Can you rewrite the lines from the one containing "x-tick-label: 15:00 [546, 320, 559, 352]" through the one containing "x-tick-label: 15:15 [628, 320, 641, 352]", inclusive, changing "x-tick-label" to "x-axis tick label" and leaving everything else as is?

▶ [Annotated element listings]
────────────────────
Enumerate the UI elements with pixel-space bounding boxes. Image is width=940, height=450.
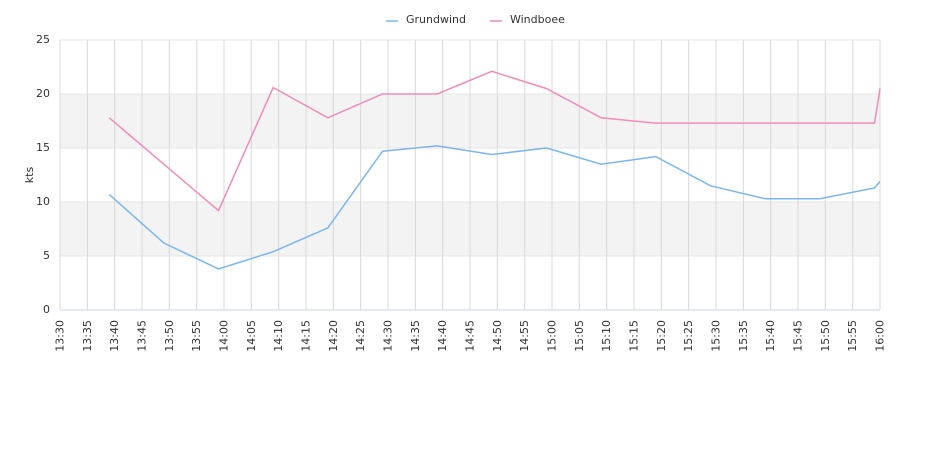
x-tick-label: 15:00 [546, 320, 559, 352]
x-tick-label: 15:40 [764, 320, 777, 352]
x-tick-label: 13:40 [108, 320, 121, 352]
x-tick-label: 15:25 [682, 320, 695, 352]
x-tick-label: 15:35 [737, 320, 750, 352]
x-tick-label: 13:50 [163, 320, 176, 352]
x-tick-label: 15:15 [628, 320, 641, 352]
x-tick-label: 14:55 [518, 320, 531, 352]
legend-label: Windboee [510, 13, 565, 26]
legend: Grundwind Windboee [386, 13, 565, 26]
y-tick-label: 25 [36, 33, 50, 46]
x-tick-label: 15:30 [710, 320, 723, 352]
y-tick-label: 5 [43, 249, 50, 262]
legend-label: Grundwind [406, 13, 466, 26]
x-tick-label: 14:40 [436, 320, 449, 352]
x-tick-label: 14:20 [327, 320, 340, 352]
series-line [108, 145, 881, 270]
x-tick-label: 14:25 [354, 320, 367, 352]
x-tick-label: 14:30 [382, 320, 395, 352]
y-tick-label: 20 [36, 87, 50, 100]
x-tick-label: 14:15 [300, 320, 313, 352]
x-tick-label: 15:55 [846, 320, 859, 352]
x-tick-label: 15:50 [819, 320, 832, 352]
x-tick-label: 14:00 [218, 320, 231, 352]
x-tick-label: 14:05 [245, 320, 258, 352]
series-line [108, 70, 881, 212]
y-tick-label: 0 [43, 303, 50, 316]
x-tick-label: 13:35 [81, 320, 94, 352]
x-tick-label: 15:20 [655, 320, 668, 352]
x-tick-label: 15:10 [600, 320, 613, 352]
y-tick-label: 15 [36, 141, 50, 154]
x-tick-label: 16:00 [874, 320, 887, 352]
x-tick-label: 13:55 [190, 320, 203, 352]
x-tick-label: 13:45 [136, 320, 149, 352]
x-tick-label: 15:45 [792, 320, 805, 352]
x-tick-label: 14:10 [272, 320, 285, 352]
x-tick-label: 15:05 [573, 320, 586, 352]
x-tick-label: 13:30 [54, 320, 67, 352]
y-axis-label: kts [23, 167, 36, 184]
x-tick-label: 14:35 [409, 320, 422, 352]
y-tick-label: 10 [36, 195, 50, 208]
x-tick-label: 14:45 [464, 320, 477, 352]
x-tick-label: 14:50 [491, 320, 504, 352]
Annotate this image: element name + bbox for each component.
────────────────────
▶ [EXERCISE RESPONSE]
x-axis tick label: 15:00 [546, 320, 559, 352]
x-axis tick label: 15:40 [764, 320, 777, 352]
x-axis tick label: 13:40 [108, 320, 121, 352]
x-axis tick label: 15:25 [682, 320, 695, 352]
x-axis tick label: 15:35 [737, 320, 750, 352]
x-axis tick label: 13:50 [163, 320, 176, 352]
x-axis tick label: 15:15 [628, 320, 641, 352]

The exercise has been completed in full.